_STATED TASK_.
What follows are records. Restate all of them word for word.

++++ LISTED ENTRIES ++++

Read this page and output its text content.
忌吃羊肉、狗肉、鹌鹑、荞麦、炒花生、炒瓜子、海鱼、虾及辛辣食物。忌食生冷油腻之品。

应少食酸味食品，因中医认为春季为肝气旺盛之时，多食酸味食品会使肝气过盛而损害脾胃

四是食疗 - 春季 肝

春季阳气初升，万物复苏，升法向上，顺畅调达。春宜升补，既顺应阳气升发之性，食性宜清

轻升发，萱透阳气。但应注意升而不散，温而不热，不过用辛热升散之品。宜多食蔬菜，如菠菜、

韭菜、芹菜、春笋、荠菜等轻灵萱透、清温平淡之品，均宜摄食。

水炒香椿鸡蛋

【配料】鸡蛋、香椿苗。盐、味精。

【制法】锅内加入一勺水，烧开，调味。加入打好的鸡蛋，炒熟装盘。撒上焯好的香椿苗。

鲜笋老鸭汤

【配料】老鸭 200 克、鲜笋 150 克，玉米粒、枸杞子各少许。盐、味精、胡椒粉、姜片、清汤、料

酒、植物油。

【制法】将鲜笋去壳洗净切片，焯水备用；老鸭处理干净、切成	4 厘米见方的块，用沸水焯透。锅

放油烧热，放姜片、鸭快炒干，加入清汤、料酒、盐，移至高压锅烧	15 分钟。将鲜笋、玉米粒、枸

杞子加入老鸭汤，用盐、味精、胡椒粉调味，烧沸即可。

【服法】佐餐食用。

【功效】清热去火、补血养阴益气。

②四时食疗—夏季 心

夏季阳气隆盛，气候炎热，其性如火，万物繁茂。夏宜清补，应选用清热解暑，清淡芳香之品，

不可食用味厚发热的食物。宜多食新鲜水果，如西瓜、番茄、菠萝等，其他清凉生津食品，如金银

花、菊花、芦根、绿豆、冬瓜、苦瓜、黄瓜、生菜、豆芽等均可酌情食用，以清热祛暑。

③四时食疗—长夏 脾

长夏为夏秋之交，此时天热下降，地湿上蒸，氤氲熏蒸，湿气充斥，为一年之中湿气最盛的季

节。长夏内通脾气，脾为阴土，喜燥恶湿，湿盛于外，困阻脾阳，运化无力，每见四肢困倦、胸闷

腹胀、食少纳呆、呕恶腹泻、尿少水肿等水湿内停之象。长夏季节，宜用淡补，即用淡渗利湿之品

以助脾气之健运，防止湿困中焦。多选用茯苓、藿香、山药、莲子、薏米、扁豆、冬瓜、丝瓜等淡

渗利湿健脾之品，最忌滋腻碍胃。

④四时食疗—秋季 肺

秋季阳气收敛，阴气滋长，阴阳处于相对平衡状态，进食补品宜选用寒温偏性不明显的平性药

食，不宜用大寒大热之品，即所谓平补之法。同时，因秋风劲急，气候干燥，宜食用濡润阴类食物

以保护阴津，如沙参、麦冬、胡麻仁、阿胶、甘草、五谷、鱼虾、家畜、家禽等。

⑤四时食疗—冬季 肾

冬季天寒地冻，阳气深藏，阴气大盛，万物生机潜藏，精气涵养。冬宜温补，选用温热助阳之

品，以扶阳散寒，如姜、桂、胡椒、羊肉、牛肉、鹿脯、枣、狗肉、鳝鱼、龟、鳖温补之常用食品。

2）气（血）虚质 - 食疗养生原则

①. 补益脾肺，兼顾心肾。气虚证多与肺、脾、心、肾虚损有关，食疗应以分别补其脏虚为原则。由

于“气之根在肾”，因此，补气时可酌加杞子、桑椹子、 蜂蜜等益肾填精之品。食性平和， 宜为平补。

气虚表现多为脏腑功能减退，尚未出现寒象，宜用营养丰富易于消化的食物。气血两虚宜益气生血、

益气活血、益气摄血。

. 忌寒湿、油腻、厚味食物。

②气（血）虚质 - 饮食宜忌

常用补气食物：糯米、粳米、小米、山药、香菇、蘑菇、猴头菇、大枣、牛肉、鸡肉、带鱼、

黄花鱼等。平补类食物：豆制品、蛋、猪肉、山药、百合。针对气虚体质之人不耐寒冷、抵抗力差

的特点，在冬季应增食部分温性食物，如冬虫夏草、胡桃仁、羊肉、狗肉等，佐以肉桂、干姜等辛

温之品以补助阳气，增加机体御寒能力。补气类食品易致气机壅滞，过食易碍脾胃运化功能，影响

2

++++

_ANSWER TO THIS PROBLEM_.
Read this page and output its text content.
忌吃羊肉、狗肉、鹌鹑、荞麦、炒花生、炒瓜子、海鱼、虾及辛辣食物。忌食生冷油腻之品。

应少食酸味食品，因中医认为春季为肝气旺盛之时，多食酸味食品会使肝气过盛而损害脾胃

四是食疗 - 春季 肝

春季阳气初升，万物复苏，升法向上，顺畅调达。春宜升补，既顺应阳气升发之性，食性宜清

轻升发，萱透阳气。但应注意升而不散，温而不热，不过用辛热升散之品。宜多食蔬菜，如菠菜、

韭菜、芹菜、春笋、荠菜等轻灵萱透、清温平淡之品，均宜摄食。

水炒香椿鸡蛋

【配料】鸡蛋、香椿苗。盐、味精。

【制法】锅内加入一勺水，烧开，调味。加入打好的鸡蛋，炒熟装盘。撒上焯好的香椿苗。

鲜笋老鸭汤

【配料】老鸭 200 克、鲜笋 150 克，玉米粒、枸杞子各少许。盐、味精、胡椒粉、姜片、清汤、料

酒、植物油。

【制法】将鲜笋去壳洗净切片，焯水备用；老鸭处理干净、切成	4 厘米见方的块，用沸水焯透。锅

放油烧热，放姜片、鸭快炒干，加入清汤、料酒、盐，移至高压锅烧	15 分钟。将鲜笋、玉米粒、枸

杞子加入老鸭汤，用盐、味精、胡椒粉调味，烧沸即可。

【服法】佐餐食用。

【功效】清热去火、补血养阴益气。

②四时食疗—夏季 心

夏季阳气隆盛，气候炎热，其性如火，万物繁茂。夏宜清补，应选用清热解暑，清淡芳香之品，

不可食用味厚发热的食物。宜多食新鲜水果，如西瓜、番茄、菠萝等，其他清凉生津食品，如金银

花、菊花、芦根、绿豆、冬瓜、苦瓜、黄瓜、生菜、豆芽等均可酌情食用，以清热祛暑。

③四时食疗—长夏 脾

长夏为夏秋之交，此时天热下降，地湿上蒸，氤氲熏蒸，湿气充斥，为一年之中湿气最盛的季

节。长夏内通脾气，脾为阴土，喜燥恶湿，湿盛于外，困阻脾阳，运化无力，每见四肢困倦、胸闷

腹胀、食少纳呆、呕恶腹泻、尿少水肿等水湿内停之象。长夏季节，宜用淡补，即用淡渗利湿之品

以助脾气之健运，防止湿困中焦。多选用茯苓、藿香、山药、莲子、薏米、扁豆、冬瓜、丝瓜等淡

渗利湿健脾之品，最忌滋腻碍胃。

④四时食疗—秋季 肺

秋季阳气收敛，阴气滋长，阴阳处于相对平衡状态，进食补品宜选用寒温偏性不明显的平性药

食，不宜用大寒大热之品，即所谓平补之法。同时，因秋风劲急，气候干燥，宜食用濡润阴类食物

以保护阴津，如沙参、麦冬、胡麻仁、阿胶、甘草、五谷、鱼虾、家畜、家禽等。

⑤四时食疗—冬季 肾

冬季天寒地冻，阳气深藏，阴气大盛，万物生机潜藏，精气涵养。冬宜温补，选用温热助阳之

品，以扶阳散寒，如姜、桂、胡椒、羊肉、牛肉、鹿脯、枣、狗肉、鳝鱼、龟、鳖温补之常用食品。

2）气（血）虚质 - 食疗养生原则

①. 补益脾肺，兼顾心肾。气虚证多与肺、脾、心、肾虚损有关，食疗应以分别补其脏虚为原则。由

于“气之根在肾”，因此，补气时可酌加杞子、桑椹子、 蜂蜜等益肾填精之品。食性平和， 宜为平补。

气虚表现多为脏腑功能减退，尚未出现寒象，宜用营养丰富易于消化的食物。气血两虚宜益气生血、

益气活血、益气摄血。

. 忌寒湿、油腻、厚味食物。

②气（血）虚质 - 饮食宜忌

常用补气食物：糯米、粳米、小米、山药、香菇、蘑菇、猴头菇、大枣、牛肉、鸡肉、带鱼、

黄花鱼等。平补类食物：豆制品、蛋、猪肉、山药、百合。针对气虚体质之人不耐寒冷、抵抗力差

的特点，在冬季应增食部分温性食物，如冬虫夏草、胡桃仁、羊肉、狗肉等，佐以肉桂、干姜等辛

温之品以补助阳气，增加机体御寒能力。补气类食品易致气机壅滞，过食易碍脾胃运化功能，影响

2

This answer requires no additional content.